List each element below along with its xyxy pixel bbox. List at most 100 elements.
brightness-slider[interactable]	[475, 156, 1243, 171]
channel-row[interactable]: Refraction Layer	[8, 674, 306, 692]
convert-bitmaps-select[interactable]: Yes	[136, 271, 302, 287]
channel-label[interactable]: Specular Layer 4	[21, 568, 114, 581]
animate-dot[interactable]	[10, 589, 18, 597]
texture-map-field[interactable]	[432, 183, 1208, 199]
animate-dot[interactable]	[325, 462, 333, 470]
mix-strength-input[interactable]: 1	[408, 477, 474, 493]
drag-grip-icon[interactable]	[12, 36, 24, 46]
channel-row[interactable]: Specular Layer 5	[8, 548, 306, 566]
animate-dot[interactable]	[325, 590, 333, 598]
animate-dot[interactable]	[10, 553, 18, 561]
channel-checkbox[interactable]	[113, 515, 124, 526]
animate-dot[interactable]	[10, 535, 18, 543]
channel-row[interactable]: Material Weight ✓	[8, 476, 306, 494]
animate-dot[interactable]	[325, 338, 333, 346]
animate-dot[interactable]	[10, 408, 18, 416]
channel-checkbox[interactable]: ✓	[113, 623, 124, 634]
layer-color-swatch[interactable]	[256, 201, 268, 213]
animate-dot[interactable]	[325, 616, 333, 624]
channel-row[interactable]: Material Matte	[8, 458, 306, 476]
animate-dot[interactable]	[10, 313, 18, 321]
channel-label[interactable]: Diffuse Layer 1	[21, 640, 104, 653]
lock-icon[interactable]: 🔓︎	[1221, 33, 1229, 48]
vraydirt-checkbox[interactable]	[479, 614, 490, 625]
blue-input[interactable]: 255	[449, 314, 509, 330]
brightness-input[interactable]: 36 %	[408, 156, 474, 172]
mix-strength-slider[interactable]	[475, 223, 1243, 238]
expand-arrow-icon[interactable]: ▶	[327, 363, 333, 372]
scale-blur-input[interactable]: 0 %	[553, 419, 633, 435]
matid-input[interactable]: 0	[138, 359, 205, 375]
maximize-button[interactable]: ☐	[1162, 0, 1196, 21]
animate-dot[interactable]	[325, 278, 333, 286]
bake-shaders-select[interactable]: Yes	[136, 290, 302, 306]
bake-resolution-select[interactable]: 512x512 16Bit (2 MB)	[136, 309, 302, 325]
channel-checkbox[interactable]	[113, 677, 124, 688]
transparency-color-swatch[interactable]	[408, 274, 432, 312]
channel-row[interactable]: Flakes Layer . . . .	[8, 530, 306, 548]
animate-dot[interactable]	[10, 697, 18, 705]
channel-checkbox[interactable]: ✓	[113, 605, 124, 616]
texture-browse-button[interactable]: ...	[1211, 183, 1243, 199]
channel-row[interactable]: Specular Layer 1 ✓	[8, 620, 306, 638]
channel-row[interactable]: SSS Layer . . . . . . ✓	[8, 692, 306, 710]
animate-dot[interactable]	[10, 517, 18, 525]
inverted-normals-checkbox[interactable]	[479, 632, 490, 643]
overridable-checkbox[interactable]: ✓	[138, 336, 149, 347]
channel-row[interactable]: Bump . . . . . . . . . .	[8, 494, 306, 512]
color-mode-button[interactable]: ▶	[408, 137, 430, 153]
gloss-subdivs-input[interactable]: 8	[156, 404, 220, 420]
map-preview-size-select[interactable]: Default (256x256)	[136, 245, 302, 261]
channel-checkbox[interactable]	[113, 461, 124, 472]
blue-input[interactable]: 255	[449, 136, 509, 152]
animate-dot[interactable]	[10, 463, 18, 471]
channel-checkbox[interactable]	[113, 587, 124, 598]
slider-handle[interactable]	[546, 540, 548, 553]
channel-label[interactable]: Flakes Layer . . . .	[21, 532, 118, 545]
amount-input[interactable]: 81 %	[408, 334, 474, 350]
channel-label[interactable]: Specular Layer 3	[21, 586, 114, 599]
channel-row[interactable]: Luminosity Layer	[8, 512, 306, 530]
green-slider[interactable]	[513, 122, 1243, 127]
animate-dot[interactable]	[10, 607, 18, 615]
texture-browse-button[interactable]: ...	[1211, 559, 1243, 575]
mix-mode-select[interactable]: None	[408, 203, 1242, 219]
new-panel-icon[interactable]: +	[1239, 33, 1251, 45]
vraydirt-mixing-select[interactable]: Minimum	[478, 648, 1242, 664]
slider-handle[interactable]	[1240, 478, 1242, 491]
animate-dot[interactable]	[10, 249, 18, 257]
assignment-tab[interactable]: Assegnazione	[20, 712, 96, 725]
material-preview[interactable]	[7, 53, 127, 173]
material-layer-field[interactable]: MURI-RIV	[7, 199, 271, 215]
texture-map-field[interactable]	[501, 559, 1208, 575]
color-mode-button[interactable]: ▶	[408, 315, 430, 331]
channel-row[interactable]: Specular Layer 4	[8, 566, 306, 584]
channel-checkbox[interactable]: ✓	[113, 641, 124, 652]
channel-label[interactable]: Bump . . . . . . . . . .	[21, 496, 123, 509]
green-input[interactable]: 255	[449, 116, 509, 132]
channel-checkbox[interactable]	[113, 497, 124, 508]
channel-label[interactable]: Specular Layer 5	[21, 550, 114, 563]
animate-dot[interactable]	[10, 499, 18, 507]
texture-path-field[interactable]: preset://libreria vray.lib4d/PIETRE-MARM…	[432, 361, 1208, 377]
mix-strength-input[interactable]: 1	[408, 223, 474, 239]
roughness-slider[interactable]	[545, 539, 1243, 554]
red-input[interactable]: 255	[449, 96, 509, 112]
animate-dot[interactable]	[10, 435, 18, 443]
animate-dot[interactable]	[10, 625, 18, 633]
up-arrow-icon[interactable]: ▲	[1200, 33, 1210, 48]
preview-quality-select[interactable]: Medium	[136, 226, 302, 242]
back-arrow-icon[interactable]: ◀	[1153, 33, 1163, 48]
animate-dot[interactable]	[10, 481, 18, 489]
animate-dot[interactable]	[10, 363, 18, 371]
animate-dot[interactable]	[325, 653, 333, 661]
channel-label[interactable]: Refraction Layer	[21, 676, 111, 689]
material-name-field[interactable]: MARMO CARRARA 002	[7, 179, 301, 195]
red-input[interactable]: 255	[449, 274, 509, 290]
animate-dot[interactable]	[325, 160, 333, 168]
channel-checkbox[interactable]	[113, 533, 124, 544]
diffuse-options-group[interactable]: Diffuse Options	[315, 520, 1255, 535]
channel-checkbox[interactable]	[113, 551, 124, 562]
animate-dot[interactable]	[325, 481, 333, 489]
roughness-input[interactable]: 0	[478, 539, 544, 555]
|---|
(Task details) Rewrite the part of the items that opens at the start of the items and closes with the line containing "271, 302, 287]", substituting "Transmission Layer" for "Refraction Layer" and leaving everything else unchanged.

(Result of the task)
List each element below along with its xyxy pixel bbox. List at most 100 elements.
brightness-slider[interactable]	[475, 156, 1243, 171]
channel-row[interactable]: Transmission Layer	[8, 674, 306, 692]
convert-bitmaps-select[interactable]: Yes	[136, 271, 302, 287]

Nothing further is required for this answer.